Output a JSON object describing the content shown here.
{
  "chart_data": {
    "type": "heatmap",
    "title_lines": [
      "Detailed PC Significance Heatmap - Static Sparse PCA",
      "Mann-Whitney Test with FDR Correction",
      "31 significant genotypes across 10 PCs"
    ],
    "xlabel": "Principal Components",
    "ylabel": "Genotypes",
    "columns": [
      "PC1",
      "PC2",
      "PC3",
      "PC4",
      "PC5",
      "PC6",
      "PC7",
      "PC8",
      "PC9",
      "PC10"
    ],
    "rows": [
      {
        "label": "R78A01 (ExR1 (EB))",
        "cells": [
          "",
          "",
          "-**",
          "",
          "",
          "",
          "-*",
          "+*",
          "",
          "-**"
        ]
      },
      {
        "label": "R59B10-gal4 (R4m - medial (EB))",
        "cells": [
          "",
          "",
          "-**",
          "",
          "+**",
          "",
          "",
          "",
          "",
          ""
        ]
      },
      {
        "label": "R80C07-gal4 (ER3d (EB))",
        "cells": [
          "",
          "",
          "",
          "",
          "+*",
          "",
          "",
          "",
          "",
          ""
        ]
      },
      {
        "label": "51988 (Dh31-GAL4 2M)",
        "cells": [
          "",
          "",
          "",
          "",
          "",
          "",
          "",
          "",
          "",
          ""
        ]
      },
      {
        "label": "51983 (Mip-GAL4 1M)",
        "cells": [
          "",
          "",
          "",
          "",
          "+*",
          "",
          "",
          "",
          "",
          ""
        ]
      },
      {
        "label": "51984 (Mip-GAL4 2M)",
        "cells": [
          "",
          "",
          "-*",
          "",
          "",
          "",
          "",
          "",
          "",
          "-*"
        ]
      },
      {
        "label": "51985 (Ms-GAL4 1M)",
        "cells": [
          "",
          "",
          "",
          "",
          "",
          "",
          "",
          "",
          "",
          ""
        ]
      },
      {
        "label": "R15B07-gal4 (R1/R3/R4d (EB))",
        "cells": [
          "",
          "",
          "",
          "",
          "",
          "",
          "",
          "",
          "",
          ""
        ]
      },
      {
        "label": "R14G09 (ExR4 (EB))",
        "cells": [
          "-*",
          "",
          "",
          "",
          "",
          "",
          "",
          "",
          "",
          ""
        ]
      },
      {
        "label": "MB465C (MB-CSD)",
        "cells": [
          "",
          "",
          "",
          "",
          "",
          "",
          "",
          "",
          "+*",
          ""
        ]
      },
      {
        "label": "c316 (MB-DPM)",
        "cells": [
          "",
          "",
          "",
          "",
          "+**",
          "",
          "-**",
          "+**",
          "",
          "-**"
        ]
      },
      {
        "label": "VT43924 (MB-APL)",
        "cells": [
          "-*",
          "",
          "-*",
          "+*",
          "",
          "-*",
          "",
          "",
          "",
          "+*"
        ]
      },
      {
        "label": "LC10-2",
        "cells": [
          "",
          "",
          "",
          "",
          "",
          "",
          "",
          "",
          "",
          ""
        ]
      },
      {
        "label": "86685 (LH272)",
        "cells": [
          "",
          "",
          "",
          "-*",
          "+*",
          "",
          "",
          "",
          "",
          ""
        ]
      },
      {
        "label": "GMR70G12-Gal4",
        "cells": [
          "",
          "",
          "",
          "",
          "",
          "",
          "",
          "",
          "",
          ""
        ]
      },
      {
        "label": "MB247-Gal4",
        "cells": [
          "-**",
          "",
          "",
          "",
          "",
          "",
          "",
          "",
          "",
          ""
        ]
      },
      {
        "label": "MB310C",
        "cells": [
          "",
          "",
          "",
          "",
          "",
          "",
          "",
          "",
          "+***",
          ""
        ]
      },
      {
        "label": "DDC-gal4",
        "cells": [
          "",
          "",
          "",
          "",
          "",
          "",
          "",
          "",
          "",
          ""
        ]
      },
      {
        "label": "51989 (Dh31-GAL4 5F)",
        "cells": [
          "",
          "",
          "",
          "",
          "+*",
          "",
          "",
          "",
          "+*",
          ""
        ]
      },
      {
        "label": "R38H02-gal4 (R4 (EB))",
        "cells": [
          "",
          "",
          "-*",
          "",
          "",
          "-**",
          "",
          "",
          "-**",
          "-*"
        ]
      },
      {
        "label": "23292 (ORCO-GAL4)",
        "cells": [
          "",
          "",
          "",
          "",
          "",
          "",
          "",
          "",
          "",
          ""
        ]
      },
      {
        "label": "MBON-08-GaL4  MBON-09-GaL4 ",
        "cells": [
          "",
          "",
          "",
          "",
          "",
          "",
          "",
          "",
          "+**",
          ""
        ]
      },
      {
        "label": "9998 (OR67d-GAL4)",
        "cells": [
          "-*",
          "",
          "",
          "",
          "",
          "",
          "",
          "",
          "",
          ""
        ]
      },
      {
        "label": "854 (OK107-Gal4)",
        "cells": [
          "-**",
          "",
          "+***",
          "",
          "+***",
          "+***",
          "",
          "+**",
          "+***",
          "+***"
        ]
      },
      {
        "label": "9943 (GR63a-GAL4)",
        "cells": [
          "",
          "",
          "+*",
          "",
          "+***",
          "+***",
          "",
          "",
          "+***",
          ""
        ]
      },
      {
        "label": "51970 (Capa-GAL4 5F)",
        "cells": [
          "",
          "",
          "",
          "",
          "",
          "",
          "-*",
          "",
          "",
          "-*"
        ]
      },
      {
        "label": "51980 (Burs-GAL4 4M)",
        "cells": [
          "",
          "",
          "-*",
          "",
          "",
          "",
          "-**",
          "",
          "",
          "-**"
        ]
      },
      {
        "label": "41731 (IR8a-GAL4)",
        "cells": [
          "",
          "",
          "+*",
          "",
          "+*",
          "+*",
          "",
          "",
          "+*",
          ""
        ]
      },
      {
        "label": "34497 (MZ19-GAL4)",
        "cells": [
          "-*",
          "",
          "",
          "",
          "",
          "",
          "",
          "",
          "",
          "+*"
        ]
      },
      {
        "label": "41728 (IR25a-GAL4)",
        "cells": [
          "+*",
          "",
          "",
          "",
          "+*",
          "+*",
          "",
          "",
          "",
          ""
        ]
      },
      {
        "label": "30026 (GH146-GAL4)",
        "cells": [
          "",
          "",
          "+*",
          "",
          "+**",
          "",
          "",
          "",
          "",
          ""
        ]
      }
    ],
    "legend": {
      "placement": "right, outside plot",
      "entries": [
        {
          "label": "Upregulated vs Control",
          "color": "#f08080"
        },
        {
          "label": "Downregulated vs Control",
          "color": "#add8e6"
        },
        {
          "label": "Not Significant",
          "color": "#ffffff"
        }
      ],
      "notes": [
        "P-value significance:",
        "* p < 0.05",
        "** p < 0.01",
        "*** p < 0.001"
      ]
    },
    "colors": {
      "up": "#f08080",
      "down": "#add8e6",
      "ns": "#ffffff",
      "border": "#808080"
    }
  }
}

·····

Please repeat the listing exactly, with nothing left out.

Output a JSON object describing the content shown here.
{
  "chart_data": {
    "type": "heatmap",
    "title_lines": [
      "Detailed PC Significance Heatmap - Static Sparse PCA",
      "Mann-Whitney Test with FDR Correction",
      "31 significant genotypes across 10 PCs"
    ],
    "xlabel": "Principal Components",
    "ylabel": "Genotypes",
    "columns": [
      "PC1",
      "PC2",
      "PC3",
      "PC4",
      "PC5",
      "PC6",
      "PC7",
      "PC8",
      "PC9",
      "PC10"
    ],
    "rows": [
      {
        "label": "R78A01 (ExR1 (EB))",
        "cells": [
          "",
          "",
          "-**",
          "",
          "",
          "",
          "-*",
          "+*",
          "",
          "-**"
        ]
      },
      {
        "label": "R59B10-gal4 (R4m - medial (EB))",
        "cells": [
          "",
          "",
          "-**",
          "",
          "+**",
          "",
          "",
          "",
          "",
          ""
        ]
      },
      {
        "label": "R80C07-gal4 (ER3d (EB))",
        "cells": [
          "",
          "",
          "",
          "",
          "+*",
          "",
          "",
          "",
          "",
          ""
        ]
      },
      {
        "label": "51988 (Dh31-GAL4 2M)",
        "cells": [
          "",
          "",
          "",
          "",
          "",
          "",
          "",
          "",
          "",
          ""
        ]
      },
      {
        "label": "51983 (Mip-GAL4 1M)",
        "cells": [
          "",
          "",
          "",
          "",
          "+*",
          "",
          "",
          "",
          "",
          ""
        ]
      },
      {
        "label": "51984 (Mip-GAL4 2M)",
        "cells": [
          "",
          "",
          "-*",
          "",
          "",
          "",
          "",
          "",
          "",
          "-*"
        ]
      },
      {
        "label": "51985 (Ms-GAL4 1M)",
        "cells": [
          "",
          "",
          "",
          "",
          "",
          "",
          "",
          "",
          "",
          ""
        ]
      },
      {
        "label": "R15B07-gal4 (R1/R3/R4d (EB))",
        "cells": [
          "",
          "",
          "",
          "",
          "",
          "",
          "",
          "",
          "",
          ""
        ]
      },
      {
        "label": "R14G09 (ExR4 (EB))",
        "cells": [
          "-*",
          "",
          "",
          "",
          "",
          "",
          "",
          "",
          "",
          ""
        ]
      },
      {
        "label": "MB465C (MB-CSD)",
        "cells": [
          "",
          "",
          "",
          "",
          "",
          "",
          "",
          "",
          "+*",
          ""
        ]
      },
      {
        "label": "c316 (MB-DPM)",
        "cells": [
          "",
          "",
          "",
          "",
          "+**",
          "",
          "-**",
          "+**",
          "",
          "-**"
        ]
      },
      {
        "label": "VT43924 (MB-APL)",
        "cells": [
          "-*",
          "",
          "-*",
          "+*",
          "",
          "-*",
          "",
          "",
          "",
          "+*"
        ]
      },
      {
        "label": "LC10-2",
        "cells": [
          "",
          "",
          "",
          "",
          "",
          "",
          "",
          "",
          "",
          ""
        ]
      },
      {
        "label": "86685 (LH272)",
        "cells": [
          "",
          "",
          "",
          "-*",
          "+*",
          "",
          "",
          "",
          "",
          ""
        ]
      },
      {
        "label": "GMR70G12-Gal4",
        "cells": [
          "",
          "",
          "",
          "",
          "",
          "",
          "",
          "",
          "",
          ""
        ]
      },
      {
        "label": "MB247-Gal4",
        "cells": [
          "-**",
          "",
          "",
          "",
          "",
          "",
          "",
          "",
          "",
          ""
        ]
      },
      {
        "label": "MB310C",
        "cells": [
          "",
          "",
          "",
          "",
          "",
          "",
          "",
          "",
          "+***",
          ""
        ]
      },
      {
        "label": "DDC-gal4",
        "cells": [
          "",
          "",
          "",
          "",
          "",
          "",
          "",
          "",
          "",
          ""
        ]
      },
      {
        "label": "51989 (Dh31-GAL4 5F)",
        "cells": [
          "",
          "",
          "",
          "",
          "+*",
          "",
          "",
          "",
          "+*",
          ""
        ]
      },
      {
        "label": "R38H02-gal4 (R4 (EB))",
        "cells": [
          "",
          "",
          "-*",
          "",
          "",
          "-**",
          "",
          "",
          "-**",
          "-*"
        ]
      },
      {
        "label": "23292 (ORCO-GAL4)",
        "cells": [
          "",
          "",
          "",
          "",
          "",
          "",
          "",
          "",
          "",
          ""
        ]
      },
      {
        "label": "MBON-08-GaL4  MBON-09-GaL4 ",
        "cells": [
          "",
          "",
          "",
          "",
          "",
          "",
          "",
          "",
          "+**",
          ""
        ]
      },
      {
        "label": "9998 (OR67d-GAL4)",
        "cells": [
          "-*",
          "",
          "",
          "",
          "",
          "",
          "",
          "",
          "",
          ""
        ]
      },
      {
        "label": "854 (OK107-Gal4)",
        "cells": [
          "-**",
          "",
          "+***",
          "",
          "+***",
          "+***",
          "",
          "+**",
          "+***",
          "+***"
        ]
      },
      {
        "label": "9943 (GR63a-GAL4)",
        "cells": [
          "",
          "",
          "+*",
          "",
          "+***",
          "+***",
          "",
          "",
          "+***",
          ""
        ]
      },
      {
        "label": "51970 (Capa-GAL4 5F)",
        "cells": [
          "",
          "",
          "",
          "",
          "",
          "",
          "-*",
          "",
          "",
          "-*"
        ]
      },
      {
        "label": "51980 (Burs-GAL4 4M)",
        "cells": [
          "",
          "",
          "-*",
          "",
          "",
          "",
          "-**",
          "",
          "",
          "-**"
        ]
      },
      {
        "label": "41731 (IR8a-GAL4)",
        "cells": [
          "",
          "",
          "+*",
          "",
          "+*",
          "+*",
          "",
          "",
          "+*",
          ""
        ]
      },
      {
        "label": "34497 (MZ19-GAL4)",
        "cells": [
          "-*",
          "",
          "",
          "",
          "",
          "",
          "",
          "",
          "",
          "+*"
        ]
      },
      {
        "label": "41728 (IR25a-GAL4)",
        "cells": [
          "+*",
          "",
          "",
          "",
          "+*",
          "+*",
          "",
          "",
          "",
          ""
        ]
      },
      {
        "label": "30026 (GH146-GAL4)",
        "cells": [
          "",
          "",
          "+*",
          "",
          "+**",
          "",
          "",
          "",
          "",
          ""
        ]
      }
    ],
    "legend": {
      "placement": "right, outside plot",
      "entries": [
        {
          "label": "Upregulated vs Control",
          "color": "#f08080"
        },
        {
          "label": "Downregulated vs Control",
          "color": "#add8e6"
        },
        {
          "label": "Not Significant",
          "color": "#ffffff"
        }
      ],
      "notes": [
        "P-value significance:",
        "* p < 0.05",
        "** p < 0.01",
        "*** p < 0.001"
      ]
    },
    "colors": {
      "up": "#f08080",
      "down": "#add8e6",
      "ns": "#ffffff",
      "border": "#808080"
    }
  }
}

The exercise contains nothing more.